### Exercise task 1
In the reflection on leaving home, where did Ann Judson serve as a missionary, and with whom?
### Exercise task 2
Reproduce the reflection on leaving home word for word, starting with "In the New Testament, Paul" and going on through "grounded in love.".
### Exercise task 3
Go on with the reflection on leaving home past its final sentence.

### Provided text
——————

My heart still aches every time I think about leaving family and friends again. A knot still forms in my stomach as we talk about another transition. When these feelings come, I am comforted by those who have felt a similar call. Missionary to Burma, Ann Judson wrote often of her inward struggle in leaving all she knew to pursue a call to Burma with husband, Adoniram Judson. She wrote,

“It seems as if there was no resting place for me on earth. O when will my wanderings terminate? When shall I find some little spot, that I can call my home while in this world? Yet, I rejoice in all Thy dealings, O my heavenly Father; for Thou dost support me under every trial, and enable me to lean on thee…” 
— Ann Judson: A Missionary Life for Burma, Sharon James, pg. 68

In the New Testament, Paul writes of God now dwelling in the hearts of believers in Christ. The dwelling place of God is now in human hearts through faith in Christ. He has become our home. I am rooted and grounded in love.

——————

### Supplied material
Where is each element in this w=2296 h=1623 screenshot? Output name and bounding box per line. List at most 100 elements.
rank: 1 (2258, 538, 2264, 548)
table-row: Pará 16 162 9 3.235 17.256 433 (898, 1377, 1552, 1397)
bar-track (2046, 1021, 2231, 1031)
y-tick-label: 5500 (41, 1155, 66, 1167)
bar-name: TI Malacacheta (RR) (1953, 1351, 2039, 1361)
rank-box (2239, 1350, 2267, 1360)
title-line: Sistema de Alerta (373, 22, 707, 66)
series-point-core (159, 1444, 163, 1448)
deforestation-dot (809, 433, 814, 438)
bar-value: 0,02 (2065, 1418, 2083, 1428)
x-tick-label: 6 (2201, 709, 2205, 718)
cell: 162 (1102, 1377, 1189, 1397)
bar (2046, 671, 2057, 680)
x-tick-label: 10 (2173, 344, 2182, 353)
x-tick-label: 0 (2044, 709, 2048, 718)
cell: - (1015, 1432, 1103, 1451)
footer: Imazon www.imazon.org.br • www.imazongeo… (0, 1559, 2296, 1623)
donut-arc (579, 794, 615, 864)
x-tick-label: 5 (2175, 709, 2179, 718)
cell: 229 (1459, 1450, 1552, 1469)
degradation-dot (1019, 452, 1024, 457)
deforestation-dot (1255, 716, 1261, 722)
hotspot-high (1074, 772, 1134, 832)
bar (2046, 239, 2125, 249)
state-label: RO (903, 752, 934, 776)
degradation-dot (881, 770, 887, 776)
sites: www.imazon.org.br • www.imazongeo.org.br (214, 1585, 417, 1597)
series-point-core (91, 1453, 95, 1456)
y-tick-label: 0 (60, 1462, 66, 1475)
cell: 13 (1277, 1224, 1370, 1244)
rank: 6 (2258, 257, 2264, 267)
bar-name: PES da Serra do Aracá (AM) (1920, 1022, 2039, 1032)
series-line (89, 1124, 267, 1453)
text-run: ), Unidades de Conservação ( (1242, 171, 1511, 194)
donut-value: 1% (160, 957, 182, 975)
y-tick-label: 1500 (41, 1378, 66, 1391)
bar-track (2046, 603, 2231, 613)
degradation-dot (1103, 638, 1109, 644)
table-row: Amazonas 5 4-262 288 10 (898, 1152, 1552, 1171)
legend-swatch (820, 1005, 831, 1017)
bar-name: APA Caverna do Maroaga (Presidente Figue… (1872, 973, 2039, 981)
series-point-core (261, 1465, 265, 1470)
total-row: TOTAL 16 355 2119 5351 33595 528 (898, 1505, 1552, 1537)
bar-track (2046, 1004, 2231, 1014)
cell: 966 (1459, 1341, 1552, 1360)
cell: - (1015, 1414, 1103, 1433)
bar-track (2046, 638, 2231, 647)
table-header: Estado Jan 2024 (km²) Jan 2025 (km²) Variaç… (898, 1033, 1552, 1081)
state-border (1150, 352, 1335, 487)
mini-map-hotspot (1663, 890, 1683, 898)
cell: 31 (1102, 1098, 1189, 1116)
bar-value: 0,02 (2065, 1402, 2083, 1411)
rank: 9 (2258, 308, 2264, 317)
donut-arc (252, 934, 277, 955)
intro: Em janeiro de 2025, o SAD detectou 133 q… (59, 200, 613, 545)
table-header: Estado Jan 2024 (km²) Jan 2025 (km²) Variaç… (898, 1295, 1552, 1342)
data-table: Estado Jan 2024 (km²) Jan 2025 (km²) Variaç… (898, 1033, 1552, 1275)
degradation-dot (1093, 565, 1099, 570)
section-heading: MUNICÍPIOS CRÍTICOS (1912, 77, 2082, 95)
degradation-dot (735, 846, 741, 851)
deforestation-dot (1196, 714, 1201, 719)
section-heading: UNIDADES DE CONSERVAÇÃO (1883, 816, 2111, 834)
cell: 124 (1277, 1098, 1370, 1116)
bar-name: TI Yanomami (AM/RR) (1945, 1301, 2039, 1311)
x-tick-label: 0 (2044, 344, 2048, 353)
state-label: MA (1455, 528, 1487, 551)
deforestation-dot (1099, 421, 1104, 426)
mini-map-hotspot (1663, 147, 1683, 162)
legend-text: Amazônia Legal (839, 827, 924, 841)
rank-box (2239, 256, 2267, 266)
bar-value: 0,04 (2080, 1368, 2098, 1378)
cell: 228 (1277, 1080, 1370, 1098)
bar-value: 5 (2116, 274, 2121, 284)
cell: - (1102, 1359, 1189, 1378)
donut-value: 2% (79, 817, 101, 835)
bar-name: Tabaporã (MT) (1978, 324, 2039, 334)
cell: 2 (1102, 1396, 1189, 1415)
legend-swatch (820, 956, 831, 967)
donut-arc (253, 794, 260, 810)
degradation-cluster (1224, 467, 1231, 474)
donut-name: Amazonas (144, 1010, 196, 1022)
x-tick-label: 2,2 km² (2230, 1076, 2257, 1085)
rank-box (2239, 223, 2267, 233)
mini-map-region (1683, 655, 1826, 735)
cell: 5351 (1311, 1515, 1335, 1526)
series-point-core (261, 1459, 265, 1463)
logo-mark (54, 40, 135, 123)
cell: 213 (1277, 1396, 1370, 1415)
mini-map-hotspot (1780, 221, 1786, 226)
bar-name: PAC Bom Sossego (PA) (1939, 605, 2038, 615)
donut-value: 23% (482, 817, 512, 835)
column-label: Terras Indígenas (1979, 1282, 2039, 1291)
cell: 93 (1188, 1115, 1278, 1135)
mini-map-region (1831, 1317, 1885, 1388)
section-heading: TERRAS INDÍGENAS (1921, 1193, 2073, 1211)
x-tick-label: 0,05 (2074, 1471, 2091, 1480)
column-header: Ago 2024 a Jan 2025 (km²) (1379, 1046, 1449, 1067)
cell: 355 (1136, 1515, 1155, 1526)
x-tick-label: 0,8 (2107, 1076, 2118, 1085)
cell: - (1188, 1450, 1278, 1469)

——————

### Response 1
She served in Burma with her husband, Adoniram Judson.

### Response 2
In the New Testament, Paul writes of God now dwelling in the hearts of believers in Christ. The dwelling place of God is now in human hearts through faith in Christ. He has become our home. I am rooted and grounded in love.

### Response 3
“For this reason I bow my knees before the Father, from whom every family in heaven and on earth is named, that according to the riches of his glory he may grant you to be strengthened with power through his Spirit in your inner being, so that Christ may dwell in your hearts through faith—that you, being rooted and grounded in love, may have strength to comprehend with all the saints what is the breadth and length and height and depth, and to know the love of Christ that surpasses knowledge, that you may be filled with all the fullness of God.”
— Ephesians 3:14-19


When the enemy tempts me to despair in the midst of so many moves, I look to my Savior, the One who chose me, rescued me from sin, and gave me a purpose on this Earth. God is the one who gives us the desires of our hearts and he has given us a passion for the calling and work he has prepared for us to do. It is in surrender to God’s will, that the morning of joy dawns and a peaceful contentment arises. Being firmly planted into union with Christ, I am “at home in my God”, and can confidently wander this Earth to serve the One who did not have a home. 

And Jesus said to him, “Foxes have holes, and birds of the air have nests, but the Son of Man has nowhere to lay his head.”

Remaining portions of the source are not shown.